Stated problem
Search the entries for the word "this" and pull out each line that has it.

Supplied information

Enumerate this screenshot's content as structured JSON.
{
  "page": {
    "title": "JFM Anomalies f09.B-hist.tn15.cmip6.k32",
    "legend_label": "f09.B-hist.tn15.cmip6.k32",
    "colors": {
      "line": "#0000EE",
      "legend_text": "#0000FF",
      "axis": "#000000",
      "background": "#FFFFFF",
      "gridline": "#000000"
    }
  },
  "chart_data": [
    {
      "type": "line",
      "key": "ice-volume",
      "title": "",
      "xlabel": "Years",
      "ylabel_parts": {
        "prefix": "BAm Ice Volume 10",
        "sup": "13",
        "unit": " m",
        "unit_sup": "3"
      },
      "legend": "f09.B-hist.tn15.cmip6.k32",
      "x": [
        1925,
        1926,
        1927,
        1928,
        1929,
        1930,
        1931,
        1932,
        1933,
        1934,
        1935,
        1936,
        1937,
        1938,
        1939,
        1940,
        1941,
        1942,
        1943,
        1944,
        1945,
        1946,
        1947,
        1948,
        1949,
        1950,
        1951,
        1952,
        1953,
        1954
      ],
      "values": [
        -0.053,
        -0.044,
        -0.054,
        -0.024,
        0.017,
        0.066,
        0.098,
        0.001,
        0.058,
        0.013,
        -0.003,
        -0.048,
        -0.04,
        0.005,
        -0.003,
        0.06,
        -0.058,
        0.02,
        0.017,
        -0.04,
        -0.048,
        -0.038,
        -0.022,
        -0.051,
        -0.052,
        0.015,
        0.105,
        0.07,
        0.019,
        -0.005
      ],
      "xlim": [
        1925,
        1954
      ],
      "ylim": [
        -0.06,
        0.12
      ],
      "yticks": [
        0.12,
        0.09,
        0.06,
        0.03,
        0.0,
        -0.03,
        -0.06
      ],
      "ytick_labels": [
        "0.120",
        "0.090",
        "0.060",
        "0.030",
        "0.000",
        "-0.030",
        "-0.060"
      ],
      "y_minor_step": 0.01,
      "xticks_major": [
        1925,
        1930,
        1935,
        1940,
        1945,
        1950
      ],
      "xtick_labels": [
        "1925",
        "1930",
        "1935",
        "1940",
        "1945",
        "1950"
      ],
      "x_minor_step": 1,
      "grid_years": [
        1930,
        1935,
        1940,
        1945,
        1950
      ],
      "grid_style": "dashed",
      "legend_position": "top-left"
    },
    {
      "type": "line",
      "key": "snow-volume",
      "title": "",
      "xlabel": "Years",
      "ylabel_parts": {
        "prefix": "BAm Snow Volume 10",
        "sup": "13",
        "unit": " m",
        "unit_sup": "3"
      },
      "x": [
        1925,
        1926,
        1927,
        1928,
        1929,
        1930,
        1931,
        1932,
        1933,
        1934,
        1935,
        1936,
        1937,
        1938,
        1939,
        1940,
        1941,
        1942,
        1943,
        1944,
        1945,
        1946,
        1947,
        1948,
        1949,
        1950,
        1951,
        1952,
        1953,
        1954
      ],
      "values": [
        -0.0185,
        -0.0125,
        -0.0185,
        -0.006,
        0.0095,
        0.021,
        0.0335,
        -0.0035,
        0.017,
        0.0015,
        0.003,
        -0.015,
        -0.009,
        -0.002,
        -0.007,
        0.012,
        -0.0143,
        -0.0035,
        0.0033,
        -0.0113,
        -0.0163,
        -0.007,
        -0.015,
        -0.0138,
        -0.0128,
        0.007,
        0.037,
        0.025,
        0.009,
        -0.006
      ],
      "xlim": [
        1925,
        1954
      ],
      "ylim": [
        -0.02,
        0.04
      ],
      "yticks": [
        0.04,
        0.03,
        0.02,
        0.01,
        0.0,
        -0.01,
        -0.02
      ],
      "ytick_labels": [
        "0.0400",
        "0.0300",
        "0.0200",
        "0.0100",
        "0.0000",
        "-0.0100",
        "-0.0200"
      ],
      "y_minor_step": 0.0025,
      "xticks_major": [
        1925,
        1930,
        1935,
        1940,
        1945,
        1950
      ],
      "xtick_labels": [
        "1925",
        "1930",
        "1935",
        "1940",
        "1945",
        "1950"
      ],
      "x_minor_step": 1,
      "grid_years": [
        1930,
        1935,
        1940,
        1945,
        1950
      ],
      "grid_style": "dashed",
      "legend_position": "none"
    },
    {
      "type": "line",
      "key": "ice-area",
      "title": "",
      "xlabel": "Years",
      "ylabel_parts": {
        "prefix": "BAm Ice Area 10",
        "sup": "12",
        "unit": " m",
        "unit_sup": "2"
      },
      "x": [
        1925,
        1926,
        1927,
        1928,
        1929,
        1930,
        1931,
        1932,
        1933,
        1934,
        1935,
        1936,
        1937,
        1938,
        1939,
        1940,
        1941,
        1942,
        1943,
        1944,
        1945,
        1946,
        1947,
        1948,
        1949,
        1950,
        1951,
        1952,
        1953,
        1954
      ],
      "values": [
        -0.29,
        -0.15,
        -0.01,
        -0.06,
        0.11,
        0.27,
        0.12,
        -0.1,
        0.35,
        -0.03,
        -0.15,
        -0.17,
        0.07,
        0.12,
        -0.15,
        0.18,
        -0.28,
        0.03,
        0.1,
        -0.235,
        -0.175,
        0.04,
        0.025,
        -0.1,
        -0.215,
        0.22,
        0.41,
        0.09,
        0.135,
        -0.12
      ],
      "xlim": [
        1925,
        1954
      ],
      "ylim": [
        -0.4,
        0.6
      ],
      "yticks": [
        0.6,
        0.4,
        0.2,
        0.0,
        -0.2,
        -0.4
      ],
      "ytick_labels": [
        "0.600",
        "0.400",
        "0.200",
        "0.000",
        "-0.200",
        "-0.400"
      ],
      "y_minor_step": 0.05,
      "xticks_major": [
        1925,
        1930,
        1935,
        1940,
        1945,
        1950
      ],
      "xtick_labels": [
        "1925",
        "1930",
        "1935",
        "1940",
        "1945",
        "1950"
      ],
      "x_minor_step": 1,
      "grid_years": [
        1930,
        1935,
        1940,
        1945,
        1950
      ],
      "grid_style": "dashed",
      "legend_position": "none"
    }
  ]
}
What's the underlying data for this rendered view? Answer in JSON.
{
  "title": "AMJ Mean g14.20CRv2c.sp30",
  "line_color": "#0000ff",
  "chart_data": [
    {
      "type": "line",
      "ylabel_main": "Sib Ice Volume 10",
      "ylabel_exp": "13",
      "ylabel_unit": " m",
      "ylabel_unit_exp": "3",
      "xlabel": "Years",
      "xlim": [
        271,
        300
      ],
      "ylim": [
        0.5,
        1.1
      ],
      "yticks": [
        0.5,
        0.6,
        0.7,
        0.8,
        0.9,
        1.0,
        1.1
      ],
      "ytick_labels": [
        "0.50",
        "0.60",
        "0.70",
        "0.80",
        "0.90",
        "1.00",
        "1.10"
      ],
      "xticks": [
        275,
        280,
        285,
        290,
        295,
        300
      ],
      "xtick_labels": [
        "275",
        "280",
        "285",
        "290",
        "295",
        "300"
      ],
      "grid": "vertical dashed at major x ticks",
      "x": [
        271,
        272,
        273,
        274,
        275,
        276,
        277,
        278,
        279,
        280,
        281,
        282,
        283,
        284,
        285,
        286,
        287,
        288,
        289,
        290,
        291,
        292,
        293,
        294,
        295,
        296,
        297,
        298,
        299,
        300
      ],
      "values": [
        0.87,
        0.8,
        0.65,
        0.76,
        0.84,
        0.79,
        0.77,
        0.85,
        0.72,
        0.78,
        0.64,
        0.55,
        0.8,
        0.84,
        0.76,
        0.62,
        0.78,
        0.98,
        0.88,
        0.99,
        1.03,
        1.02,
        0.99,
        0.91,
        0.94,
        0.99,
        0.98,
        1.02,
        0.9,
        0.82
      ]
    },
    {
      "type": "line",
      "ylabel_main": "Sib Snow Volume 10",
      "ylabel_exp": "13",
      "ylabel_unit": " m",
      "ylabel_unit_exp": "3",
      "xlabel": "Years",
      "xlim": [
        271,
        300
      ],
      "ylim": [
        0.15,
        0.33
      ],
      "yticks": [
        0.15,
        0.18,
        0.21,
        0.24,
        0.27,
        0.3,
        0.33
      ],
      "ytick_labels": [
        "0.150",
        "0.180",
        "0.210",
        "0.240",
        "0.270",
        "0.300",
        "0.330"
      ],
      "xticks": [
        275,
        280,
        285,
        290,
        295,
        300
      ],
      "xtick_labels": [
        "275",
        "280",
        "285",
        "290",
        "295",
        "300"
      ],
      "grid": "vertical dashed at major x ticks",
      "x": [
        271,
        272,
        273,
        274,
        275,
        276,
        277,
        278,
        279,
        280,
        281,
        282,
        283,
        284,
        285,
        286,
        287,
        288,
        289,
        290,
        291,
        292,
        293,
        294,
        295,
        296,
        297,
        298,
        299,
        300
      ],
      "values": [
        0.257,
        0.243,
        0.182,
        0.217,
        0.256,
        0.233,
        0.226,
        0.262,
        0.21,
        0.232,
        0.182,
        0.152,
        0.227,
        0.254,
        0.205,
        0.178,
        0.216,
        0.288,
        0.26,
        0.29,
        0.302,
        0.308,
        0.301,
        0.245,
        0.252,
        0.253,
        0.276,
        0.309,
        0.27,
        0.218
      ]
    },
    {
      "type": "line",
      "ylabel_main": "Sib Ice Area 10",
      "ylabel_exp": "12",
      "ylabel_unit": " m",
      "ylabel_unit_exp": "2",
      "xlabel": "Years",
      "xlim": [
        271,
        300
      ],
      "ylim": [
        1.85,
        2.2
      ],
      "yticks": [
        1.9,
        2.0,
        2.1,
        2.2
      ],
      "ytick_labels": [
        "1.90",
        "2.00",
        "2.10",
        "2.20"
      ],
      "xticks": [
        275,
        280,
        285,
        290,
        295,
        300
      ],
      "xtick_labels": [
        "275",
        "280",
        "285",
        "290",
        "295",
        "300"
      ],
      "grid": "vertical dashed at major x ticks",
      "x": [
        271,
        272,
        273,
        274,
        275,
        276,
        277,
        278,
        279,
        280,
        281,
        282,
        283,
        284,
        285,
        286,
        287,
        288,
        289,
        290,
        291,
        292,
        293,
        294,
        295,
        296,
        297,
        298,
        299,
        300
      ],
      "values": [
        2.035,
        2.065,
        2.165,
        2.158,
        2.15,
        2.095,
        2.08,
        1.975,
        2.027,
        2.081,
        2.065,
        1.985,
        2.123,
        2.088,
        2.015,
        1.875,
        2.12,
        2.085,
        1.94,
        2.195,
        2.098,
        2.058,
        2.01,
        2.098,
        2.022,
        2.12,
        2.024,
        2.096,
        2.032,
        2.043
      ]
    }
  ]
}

Answer to the problem
Enumerate this screenshot's content as structured JSON.
What's the underlying data for this rendered view? Answer in JSON.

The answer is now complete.